* Extract *

Studio album by Linda Ronstadt
- Released: June 23, 1998
- Recorded: 1998
- Studios: The Site (San Rafael, California); Ocean Way (Los Angeles); Jim Brady (Tucson, Arizona);
- Genre: Rock
- Length: 49:28
- Label: Elektra
- Producers: Glyn Johns; Peter Asher; George Massenburg; Waddy Wachtel; Linda Ronstadt;

Linda Ronstadt chronology
| Dedicated to the One I Love (1996) | We Ran (1998) | Trio II (1999) |

= We Ran =

We Ran is a 1998 rock album by American singer Linda Ronstadt. The disc featured back-up from three members of Tom Petty and The Heartbreakers. It spent two weeks on the Billboard albums chart, peaking at #160.

This disc was taken out of print in 2009.

On this album, Ronstadt interprets a mixture of rock material by various songwriters, including Bruce Springsteen, John Hiatt, and Bob Dylan.

* What to do *
a. Reproduce the stretch of the We Ran entry from "Linda Ronstadt chronology" through "and Bob Dylan.".
b. Answer these from the We Ran entry:
(i) Which label released the album?
(ii) What was its peak position on the Billboard albums chart?
(iii) In what year was the disc taken out of print?

* Rows *

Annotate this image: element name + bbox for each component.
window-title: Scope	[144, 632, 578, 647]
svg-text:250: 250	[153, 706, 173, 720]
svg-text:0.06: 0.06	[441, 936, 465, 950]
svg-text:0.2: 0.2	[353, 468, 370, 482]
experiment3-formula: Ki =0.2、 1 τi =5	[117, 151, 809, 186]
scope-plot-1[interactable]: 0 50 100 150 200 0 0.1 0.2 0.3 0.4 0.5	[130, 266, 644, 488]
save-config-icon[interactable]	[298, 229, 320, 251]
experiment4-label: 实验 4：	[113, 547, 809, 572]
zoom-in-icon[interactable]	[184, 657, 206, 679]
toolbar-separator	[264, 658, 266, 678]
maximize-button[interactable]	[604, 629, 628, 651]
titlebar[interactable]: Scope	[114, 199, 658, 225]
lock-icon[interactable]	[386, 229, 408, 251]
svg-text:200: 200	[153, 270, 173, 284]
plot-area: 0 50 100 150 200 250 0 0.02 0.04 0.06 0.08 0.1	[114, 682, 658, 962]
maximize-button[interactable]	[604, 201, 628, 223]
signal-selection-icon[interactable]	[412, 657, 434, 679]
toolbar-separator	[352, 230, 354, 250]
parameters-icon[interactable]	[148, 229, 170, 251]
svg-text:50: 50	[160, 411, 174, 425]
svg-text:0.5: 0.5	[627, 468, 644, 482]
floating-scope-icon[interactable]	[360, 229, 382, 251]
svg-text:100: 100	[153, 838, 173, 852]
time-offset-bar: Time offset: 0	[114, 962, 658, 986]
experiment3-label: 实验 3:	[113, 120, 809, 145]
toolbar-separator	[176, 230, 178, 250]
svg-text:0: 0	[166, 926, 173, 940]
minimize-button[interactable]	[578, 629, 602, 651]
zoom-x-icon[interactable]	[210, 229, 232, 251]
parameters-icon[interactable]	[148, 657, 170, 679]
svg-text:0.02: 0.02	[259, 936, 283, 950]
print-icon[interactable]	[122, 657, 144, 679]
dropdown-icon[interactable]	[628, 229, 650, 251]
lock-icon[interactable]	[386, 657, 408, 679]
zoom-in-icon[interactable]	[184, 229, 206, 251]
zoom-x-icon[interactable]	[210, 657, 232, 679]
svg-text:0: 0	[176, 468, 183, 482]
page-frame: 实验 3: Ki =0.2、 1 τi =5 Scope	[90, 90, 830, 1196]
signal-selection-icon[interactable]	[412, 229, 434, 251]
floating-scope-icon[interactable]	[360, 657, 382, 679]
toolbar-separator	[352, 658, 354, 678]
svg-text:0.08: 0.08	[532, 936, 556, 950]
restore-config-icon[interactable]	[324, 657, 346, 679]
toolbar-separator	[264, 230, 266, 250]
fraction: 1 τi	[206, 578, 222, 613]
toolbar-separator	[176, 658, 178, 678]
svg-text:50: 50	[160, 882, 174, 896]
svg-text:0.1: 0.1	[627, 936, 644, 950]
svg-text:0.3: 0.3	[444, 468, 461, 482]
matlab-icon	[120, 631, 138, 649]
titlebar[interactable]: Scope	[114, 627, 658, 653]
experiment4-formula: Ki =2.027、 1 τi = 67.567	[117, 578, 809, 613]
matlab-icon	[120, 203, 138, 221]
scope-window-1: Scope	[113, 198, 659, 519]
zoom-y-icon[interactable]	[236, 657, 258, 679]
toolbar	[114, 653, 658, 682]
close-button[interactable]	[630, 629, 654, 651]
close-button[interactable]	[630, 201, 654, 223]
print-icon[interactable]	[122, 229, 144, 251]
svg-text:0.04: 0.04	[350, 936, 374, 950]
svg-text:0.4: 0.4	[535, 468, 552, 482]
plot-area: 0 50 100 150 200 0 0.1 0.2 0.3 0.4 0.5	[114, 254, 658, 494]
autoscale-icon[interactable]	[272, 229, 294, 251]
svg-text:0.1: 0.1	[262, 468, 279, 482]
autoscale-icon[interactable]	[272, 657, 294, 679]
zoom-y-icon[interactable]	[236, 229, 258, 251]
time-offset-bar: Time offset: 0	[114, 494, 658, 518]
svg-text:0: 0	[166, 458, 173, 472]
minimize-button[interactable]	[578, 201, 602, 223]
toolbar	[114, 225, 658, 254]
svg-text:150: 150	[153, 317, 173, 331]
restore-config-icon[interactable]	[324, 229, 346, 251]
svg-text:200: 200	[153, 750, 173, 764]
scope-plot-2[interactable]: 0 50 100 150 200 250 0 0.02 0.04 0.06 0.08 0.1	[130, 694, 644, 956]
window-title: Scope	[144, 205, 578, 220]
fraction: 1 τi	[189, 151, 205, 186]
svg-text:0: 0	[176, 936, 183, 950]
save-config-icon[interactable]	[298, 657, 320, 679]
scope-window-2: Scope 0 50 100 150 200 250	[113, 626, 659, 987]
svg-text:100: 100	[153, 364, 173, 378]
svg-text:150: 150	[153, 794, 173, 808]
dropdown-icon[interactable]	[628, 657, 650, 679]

==

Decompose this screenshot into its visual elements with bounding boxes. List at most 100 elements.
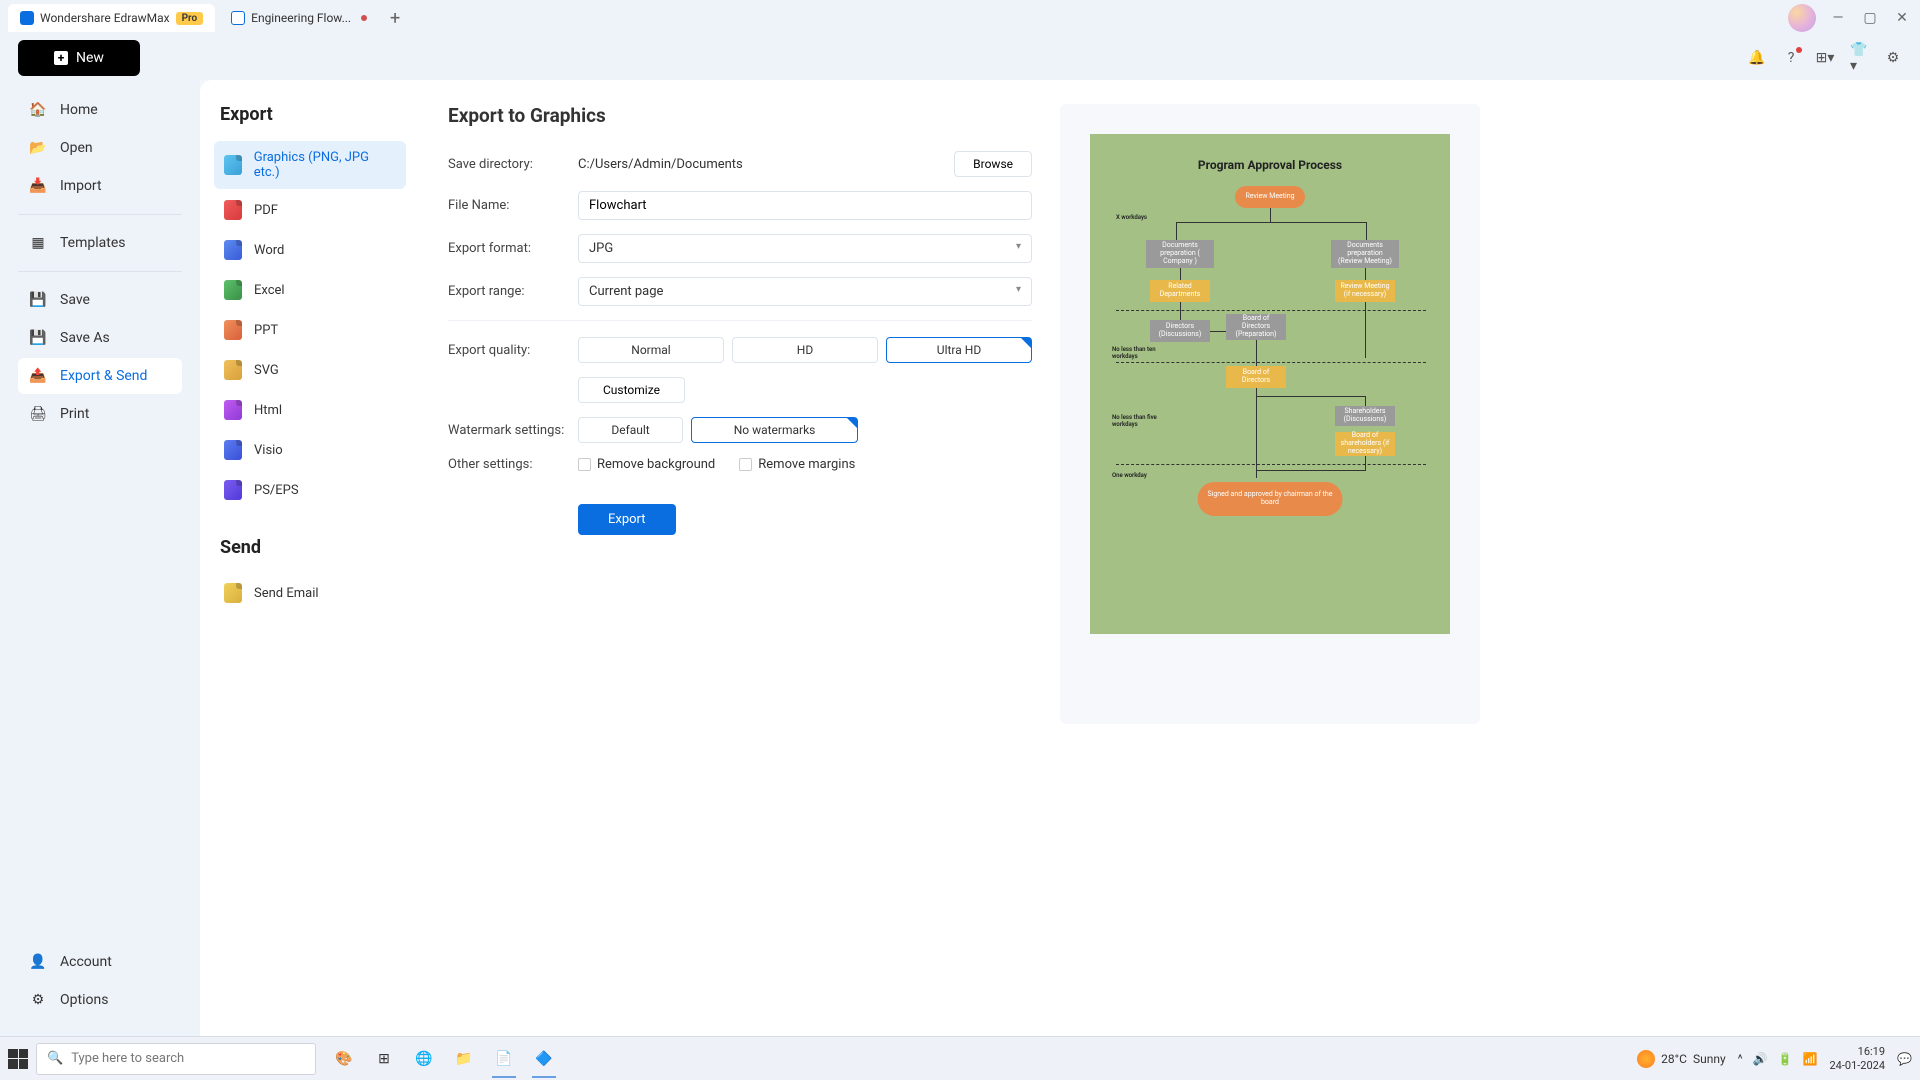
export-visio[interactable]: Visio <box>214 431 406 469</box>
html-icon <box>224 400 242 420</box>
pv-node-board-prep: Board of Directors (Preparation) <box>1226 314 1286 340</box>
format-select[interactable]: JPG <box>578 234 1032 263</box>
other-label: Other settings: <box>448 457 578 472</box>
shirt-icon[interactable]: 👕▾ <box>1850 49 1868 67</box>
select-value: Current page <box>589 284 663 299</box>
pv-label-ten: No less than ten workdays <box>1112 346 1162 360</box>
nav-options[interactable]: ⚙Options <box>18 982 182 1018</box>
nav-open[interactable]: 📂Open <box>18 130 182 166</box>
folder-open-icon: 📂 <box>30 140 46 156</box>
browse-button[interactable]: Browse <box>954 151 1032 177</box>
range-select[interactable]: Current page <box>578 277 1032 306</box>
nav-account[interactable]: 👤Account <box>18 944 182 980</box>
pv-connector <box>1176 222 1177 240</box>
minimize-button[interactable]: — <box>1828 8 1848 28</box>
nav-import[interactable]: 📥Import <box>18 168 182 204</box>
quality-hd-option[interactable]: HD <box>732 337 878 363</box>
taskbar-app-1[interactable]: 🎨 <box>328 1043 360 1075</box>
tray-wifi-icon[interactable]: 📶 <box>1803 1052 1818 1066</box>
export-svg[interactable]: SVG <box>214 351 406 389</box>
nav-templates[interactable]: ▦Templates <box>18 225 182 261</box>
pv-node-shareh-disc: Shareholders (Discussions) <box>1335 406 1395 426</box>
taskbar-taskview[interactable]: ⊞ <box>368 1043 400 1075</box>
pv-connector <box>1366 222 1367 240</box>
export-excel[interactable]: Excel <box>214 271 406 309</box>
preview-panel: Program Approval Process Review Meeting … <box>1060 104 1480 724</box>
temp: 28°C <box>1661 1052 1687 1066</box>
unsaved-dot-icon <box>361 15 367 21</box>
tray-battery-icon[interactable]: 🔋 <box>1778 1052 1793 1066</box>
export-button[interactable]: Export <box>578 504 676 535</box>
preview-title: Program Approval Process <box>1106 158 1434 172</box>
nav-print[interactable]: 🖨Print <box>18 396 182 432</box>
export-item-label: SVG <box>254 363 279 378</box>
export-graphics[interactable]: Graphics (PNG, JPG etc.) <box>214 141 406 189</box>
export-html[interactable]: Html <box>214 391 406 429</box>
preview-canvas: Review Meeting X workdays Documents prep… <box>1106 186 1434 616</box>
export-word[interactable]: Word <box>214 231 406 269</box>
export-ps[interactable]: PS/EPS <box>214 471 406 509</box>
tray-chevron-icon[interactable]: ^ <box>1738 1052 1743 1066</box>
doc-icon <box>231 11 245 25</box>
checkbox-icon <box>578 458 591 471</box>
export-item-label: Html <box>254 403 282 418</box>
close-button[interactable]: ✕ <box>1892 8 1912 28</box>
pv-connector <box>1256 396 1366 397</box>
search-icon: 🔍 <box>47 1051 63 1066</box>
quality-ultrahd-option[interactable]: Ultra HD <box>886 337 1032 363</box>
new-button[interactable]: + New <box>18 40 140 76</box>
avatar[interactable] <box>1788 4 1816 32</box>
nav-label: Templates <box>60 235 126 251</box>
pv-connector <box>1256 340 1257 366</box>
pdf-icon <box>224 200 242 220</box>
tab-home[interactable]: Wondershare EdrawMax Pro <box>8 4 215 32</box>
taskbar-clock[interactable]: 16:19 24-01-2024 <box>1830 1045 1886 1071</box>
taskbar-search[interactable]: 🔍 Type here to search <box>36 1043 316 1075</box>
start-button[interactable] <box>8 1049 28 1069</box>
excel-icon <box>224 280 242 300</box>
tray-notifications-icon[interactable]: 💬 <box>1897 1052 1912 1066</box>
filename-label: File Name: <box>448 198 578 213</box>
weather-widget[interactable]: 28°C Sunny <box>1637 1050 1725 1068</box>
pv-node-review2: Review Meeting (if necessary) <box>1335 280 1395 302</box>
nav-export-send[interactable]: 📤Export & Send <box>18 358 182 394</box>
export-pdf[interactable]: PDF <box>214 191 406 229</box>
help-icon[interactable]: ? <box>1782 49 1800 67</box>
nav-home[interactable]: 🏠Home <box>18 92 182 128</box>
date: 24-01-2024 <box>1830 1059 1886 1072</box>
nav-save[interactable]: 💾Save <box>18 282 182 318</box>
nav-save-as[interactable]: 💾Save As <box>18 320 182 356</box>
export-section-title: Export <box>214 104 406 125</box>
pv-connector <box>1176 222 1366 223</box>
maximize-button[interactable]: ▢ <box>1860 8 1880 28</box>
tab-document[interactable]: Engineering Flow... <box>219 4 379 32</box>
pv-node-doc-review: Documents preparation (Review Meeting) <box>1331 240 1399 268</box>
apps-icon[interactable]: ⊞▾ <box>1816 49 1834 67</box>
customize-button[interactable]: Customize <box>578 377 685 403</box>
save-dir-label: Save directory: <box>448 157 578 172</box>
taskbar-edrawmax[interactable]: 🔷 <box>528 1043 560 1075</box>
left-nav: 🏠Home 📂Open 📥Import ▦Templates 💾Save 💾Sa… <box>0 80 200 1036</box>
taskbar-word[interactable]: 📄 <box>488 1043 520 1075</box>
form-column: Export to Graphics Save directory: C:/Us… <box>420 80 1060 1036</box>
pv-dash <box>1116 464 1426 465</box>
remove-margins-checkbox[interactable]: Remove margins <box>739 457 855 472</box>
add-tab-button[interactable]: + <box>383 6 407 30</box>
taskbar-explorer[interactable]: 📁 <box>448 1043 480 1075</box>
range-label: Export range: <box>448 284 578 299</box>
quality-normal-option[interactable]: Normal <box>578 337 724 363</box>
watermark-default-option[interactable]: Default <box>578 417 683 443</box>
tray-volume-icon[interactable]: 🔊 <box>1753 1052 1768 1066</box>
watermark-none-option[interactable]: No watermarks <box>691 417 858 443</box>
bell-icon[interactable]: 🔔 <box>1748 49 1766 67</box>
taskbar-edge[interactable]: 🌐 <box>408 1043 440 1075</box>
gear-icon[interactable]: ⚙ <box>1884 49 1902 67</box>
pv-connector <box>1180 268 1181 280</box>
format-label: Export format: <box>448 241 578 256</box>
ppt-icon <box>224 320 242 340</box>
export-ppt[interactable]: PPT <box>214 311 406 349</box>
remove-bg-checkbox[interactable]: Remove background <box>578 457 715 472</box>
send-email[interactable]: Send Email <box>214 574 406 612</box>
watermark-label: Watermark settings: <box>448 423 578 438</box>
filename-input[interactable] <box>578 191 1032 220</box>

==

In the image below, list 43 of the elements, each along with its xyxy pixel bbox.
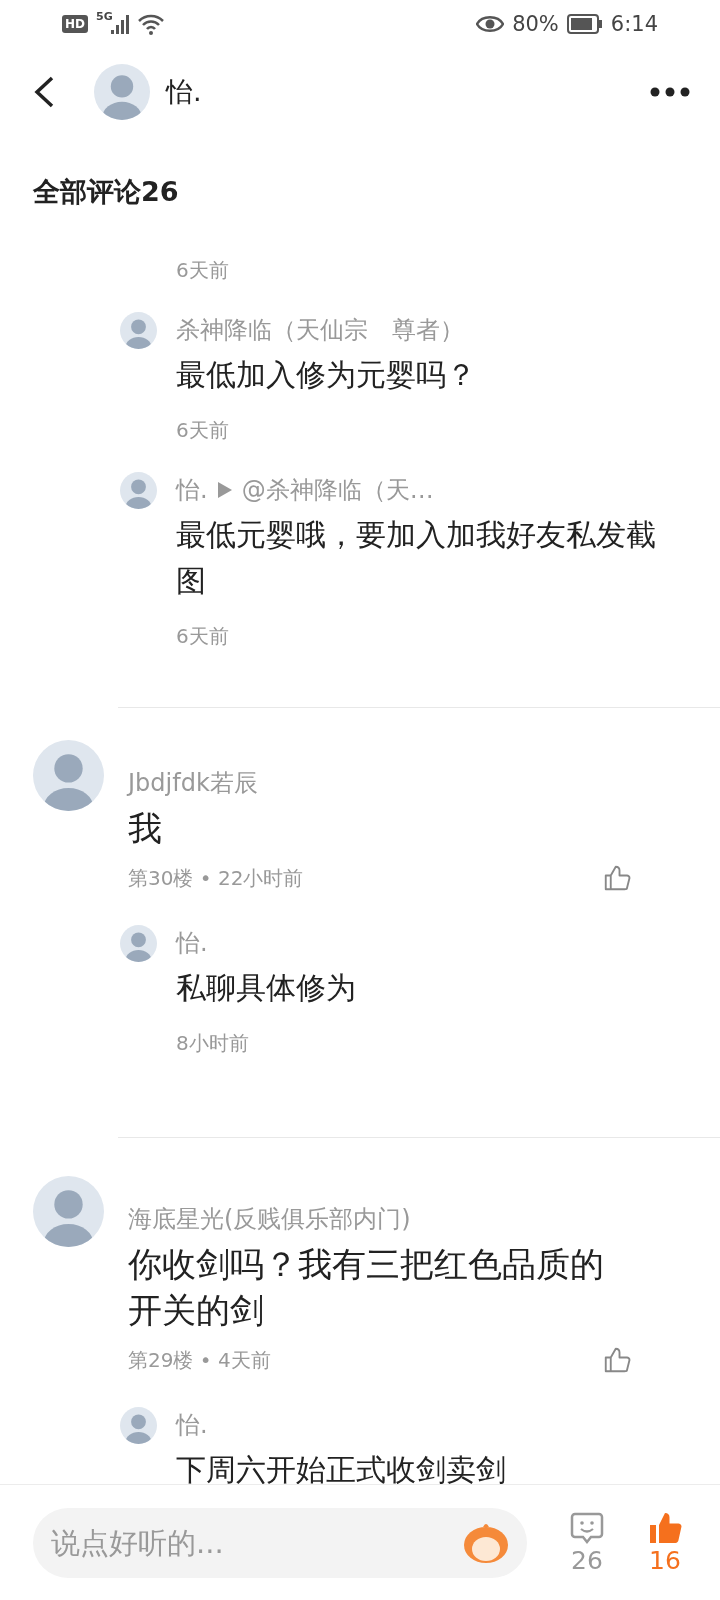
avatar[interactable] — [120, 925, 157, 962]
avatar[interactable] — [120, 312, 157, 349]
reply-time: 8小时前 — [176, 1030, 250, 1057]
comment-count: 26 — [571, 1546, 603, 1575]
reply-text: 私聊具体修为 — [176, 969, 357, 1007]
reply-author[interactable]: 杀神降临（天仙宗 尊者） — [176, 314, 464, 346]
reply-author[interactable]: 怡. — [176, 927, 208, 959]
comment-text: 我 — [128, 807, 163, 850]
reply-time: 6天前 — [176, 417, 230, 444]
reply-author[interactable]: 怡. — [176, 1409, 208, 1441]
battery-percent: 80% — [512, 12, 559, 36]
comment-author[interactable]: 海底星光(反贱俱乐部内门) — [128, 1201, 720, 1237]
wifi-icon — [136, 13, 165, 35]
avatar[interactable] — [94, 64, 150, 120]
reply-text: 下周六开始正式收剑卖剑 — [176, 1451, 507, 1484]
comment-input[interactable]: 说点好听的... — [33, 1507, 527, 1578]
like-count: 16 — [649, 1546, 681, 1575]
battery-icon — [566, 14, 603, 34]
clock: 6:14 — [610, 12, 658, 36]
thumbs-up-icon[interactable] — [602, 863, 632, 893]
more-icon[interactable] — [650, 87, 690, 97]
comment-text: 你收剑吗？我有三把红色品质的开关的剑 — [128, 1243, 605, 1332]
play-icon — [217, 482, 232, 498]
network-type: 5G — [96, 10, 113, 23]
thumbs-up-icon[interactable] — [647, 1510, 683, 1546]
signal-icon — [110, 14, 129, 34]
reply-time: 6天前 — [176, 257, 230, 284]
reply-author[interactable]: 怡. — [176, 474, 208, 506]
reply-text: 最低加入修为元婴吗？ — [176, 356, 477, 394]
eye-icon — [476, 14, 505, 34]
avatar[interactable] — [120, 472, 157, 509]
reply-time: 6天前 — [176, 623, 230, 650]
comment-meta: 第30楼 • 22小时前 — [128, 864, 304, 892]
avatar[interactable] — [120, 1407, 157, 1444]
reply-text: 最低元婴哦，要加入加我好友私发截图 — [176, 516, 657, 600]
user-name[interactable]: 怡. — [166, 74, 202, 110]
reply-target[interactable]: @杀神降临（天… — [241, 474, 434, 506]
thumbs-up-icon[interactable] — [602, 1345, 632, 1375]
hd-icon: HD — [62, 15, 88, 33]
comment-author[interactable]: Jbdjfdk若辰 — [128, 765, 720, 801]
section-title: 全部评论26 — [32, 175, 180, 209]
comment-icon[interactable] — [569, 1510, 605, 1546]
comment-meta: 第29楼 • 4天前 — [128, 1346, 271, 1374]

* Solved tasks *
a.
Linda Ronstadt chronology
| Dedicated to the One I Love (1996) | We Ran (1998) | Trio II (1999) |

= We Ran =

We Ran is a 1998 rock album by American singer Linda Ronstadt. The disc featured back-up from three members of Tom Petty and The Heartbreakers. It spent two weeks on the Billboard albums chart, peaking at #160.

This disc was taken out of print in 2009.

On this album, Ronstadt interprets a mixture of rock material by various songwriters, including Bruce Springsteen, John Hiatt, and Bob Dylan.

b.
(i) Elektra
(ii) #160
(iii) 2009